_Data rows_:
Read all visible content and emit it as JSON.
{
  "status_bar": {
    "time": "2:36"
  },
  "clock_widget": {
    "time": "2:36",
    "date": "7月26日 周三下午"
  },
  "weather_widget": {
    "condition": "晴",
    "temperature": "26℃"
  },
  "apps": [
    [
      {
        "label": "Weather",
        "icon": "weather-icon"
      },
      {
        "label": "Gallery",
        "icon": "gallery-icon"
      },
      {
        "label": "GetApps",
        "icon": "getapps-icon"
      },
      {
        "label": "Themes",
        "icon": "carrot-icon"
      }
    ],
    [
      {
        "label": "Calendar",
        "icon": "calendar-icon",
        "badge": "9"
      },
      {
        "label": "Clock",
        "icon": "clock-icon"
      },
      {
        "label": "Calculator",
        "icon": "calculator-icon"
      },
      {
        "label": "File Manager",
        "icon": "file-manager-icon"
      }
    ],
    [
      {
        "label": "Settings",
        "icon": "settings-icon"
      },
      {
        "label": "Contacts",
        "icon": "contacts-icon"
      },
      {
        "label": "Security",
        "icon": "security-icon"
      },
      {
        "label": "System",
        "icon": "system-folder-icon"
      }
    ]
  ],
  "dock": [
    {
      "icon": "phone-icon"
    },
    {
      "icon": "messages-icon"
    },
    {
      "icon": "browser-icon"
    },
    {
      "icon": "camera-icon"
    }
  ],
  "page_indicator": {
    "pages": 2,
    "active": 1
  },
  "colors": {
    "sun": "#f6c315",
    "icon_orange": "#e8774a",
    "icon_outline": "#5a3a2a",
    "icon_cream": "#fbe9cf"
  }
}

_Task brief_:
Extract all of the data shown above and repeat it verbatim.

_Complete response_:
Read all visible content and emit it as JSON.
{
  "status_bar": {
    "time": "2:36"
  },
  "clock_widget": {
    "time": "2:36",
    "date": "7月26日 周三下午"
  },
  "weather_widget": {
    "condition": "晴",
    "temperature": "26℃"
  },
  "apps": [
    [
      {
        "label": "Weather",
        "icon": "weather-icon"
      },
      {
        "label": "Gallery",
        "icon": "gallery-icon"
      },
      {
        "label": "GetApps",
        "icon": "getapps-icon"
      },
      {
        "label": "Themes",
        "icon": "carrot-icon"
      }
    ],
    [
      {
        "label": "Calendar",
        "icon": "calendar-icon",
        "badge": "9"
      },
      {
        "label": "Clock",
        "icon": "clock-icon"
      },
      {
        "label": "Calculator",
        "icon": "calculator-icon"
      },
      {
        "label": "File Manager",
        "icon": "file-manager-icon"
      }
    ],
    [
      {
        "label": "Settings",
        "icon": "settings-icon"
      },
      {
        "label": "Contacts",
        "icon": "contacts-icon"
      },
      {
        "label": "Security",
        "icon": "security-icon"
      },
      {
        "label": "System",
        "icon": "system-folder-icon"
      }
    ]
  ],
  "dock": [
    {
      "icon": "phone-icon"
    },
    {
      "icon": "messages-icon"
    },
    {
      "icon": "browser-icon"
    },
    {
      "icon": "camera-icon"
    }
  ],
  "page_indicator": {
    "pages": 2,
    "active": 1
  },
  "colors": {
    "sun": "#f6c315",
    "icon_orange": "#e8774a",
    "icon_outline": "#5a3a2a",
    "icon_cream": "#fbe9cf"
  }
}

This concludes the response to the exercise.